__GIVEN INSTRUCTION__: Output the data below in full, byte for byte. Nothing may differ.

==============================

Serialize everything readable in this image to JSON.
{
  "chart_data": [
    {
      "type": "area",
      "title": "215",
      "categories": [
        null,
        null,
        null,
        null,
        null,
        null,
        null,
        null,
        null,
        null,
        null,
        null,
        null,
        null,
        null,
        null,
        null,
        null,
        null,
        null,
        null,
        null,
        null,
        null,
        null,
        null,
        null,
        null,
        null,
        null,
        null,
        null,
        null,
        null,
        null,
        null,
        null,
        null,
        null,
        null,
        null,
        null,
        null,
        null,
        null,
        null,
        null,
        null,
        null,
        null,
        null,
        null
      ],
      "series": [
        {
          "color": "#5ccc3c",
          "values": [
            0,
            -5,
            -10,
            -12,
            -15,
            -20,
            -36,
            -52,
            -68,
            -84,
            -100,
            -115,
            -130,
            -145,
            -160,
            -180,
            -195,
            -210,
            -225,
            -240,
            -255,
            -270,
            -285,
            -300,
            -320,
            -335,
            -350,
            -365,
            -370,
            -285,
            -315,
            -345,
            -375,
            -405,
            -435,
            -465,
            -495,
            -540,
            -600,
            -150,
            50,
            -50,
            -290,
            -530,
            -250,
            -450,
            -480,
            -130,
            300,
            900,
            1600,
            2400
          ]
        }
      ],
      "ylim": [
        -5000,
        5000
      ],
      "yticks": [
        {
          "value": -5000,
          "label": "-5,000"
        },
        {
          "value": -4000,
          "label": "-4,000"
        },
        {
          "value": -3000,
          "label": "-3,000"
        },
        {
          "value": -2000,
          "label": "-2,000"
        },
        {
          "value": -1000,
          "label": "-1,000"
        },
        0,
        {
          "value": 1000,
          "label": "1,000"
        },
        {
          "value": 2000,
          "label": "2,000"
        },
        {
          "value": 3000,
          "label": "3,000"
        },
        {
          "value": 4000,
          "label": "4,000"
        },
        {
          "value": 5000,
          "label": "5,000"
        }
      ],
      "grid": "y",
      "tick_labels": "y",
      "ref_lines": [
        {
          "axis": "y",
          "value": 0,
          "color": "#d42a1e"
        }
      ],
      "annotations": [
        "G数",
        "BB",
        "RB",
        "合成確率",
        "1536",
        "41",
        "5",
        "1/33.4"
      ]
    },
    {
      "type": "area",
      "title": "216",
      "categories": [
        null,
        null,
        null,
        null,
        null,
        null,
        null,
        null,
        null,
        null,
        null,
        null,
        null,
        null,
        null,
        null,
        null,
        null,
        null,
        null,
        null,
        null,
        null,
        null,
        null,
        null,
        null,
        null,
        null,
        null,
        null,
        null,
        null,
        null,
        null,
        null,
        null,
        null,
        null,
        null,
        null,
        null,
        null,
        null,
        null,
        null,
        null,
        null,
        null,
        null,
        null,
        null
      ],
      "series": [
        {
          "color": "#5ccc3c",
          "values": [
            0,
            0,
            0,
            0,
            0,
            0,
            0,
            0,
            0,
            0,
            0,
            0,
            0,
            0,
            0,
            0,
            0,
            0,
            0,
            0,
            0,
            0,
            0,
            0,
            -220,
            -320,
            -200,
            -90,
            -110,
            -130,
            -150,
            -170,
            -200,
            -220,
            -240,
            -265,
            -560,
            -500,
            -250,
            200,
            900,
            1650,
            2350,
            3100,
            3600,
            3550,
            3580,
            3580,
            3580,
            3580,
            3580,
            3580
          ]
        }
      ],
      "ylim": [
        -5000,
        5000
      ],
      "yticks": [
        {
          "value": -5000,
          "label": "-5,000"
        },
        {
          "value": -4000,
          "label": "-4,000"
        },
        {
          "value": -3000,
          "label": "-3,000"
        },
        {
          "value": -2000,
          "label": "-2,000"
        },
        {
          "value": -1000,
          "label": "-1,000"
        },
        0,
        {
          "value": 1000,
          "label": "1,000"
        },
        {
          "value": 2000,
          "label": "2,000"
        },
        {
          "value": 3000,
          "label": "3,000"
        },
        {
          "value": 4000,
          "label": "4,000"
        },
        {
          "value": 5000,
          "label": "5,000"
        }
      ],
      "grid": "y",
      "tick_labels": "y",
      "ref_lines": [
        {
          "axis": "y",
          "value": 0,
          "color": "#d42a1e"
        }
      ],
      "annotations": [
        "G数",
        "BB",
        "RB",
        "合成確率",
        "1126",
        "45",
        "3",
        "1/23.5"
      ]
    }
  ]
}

==============================

__RESULT OF THE TASK__:
Serialize everything readable in this image to JSON.
{
  "chart_data": [
    {
      "type": "area",
      "title": "215",
      "categories": [
        null,
        null,
        null,
        null,
        null,
        null,
        null,
        null,
        null,
        null,
        null,
        null,
        null,
        null,
        null,
        null,
        null,
        null,
        null,
        null,
        null,
        null,
        null,
        null,
        null,
        null,
        null,
        null,
        null,
        null,
        null,
        null,
        null,
        null,
        null,
        null,
        null,
        null,
        null,
        null,
        null,
        null,
        null,
        null,
        null,
        null,
        null,
        null,
        null,
        null,
        null,
        null
      ],
      "series": [
        {
          "color": "#5ccc3c",
          "values": [
            0,
            -5,
            -10,
            -12,
            -15,
            -20,
            -36,
            -52,
            -68,
            -84,
            -100,
            -115,
            -130,
            -145,
            -160,
            -180,
            -195,
            -210,
            -225,
            -240,
            -255,
            -270,
            -285,
            -300,
            -320,
            -335,
            -350,
            -365,
            -370,
            -285,
            -315,
            -345,
            -375,
            -405,
            -435,
            -465,
            -495,
            -540,
            -600,
            -150,
            50,
            -50,
            -290,
            -530,
            -250,
            -450,
            -480,
            -130,
            300,
            900,
            1600,
            2400
          ]
        }
      ],
      "ylim": [
        -5000,
        5000
      ],
      "yticks": [
        {
          "value": -5000,
          "label": "-5,000"
        },
        {
          "value": -4000,
          "label": "-4,000"
        },
        {
          "value": -3000,
          "label": "-3,000"
        },
        {
          "value": -2000,
          "label": "-2,000"
        },
        {
          "value": -1000,
          "label": "-1,000"
        },
        0,
        {
          "value": 1000,
          "label": "1,000"
        },
        {
          "value": 2000,
          "label": "2,000"
        },
        {
          "value": 3000,
          "label": "3,000"
        },
        {
          "value": 4000,
          "label": "4,000"
        },
        {
          "value": 5000,
          "label": "5,000"
        }
      ],
      "grid": "y",
      "tick_labels": "y",
      "ref_lines": [
        {
          "axis": "y",
          "value": 0,
          "color": "#d42a1e"
        }
      ],
      "annotations": [
        "G数",
        "BB",
        "RB",
        "合成確率",
        "1536",
        "41",
        "5",
        "1/33.4"
      ]
    },
    {
      "type": "area",
      "title": "216",
      "categories": [
        null,
        null,
        null,
        null,
        null,
        null,
        null,
        null,
        null,
        null,
        null,
        null,
        null,
        null,
        null,
        null,
        null,
        null,
        null,
        null,
        null,
        null,
        null,
        null,
        null,
        null,
        null,
        null,
        null,
        null,
        null,
        null,
        null,
        null,
        null,
        null,
        null,
        null,
        null,
        null,
        null,
        null,
        null,
        null,
        null,
        null,
        null,
        null,
        null,
        null,
        null,
        null
      ],
      "series": [
        {
          "color": "#5ccc3c",
          "values": [
            0,
            0,
            0,
            0,
            0,
            0,
            0,
            0,
            0,
            0,
            0,
            0,
            0,
            0,
            0,
            0,
            0,
            0,
            0,
            0,
            0,
            0,
            0,
            0,
            -220,
            -320,
            -200,
            -90,
            -110,
            -130,
            -150,
            -170,
            -200,
            -220,
            -240,
            -265,
            -560,
            -500,
            -250,
            200,
            900,
            1650,
            2350,
            3100,
            3600,
            3550,
            3580,
            3580,
            3580,
            3580,
            3580,
            3580
          ]
        }
      ],
      "ylim": [
        -5000,
        5000
      ],
      "yticks": [
        {
          "value": -5000,
          "label": "-5,000"
        },
        {
          "value": -4000,
          "label": "-4,000"
        },
        {
          "value": -3000,
          "label": "-3,000"
        },
        {
          "value": -2000,
          "label": "-2,000"
        },
        {
          "value": -1000,
          "label": "-1,000"
        },
        0,
        {
          "value": 1000,
          "label": "1,000"
        },
        {
          "value": 2000,
          "label": "2,000"
        },
        {
          "value": 3000,
          "label": "3,000"
        },
        {
          "value": 4000,
          "label": "4,000"
        },
        {
          "value": 5000,
          "label": "5,000"
        }
      ],
      "grid": "y",
      "tick_labels": "y",
      "ref_lines": [
        {
          "axis": "y",
          "value": 0,
          "color": "#d42a1e"
        }
      ],
      "annotations": [
        "G数",
        "BB",
        "RB",
        "合成確率",
        "1126",
        "45",
        "3",
        "1/23.5"
      ]
    }
  ]
}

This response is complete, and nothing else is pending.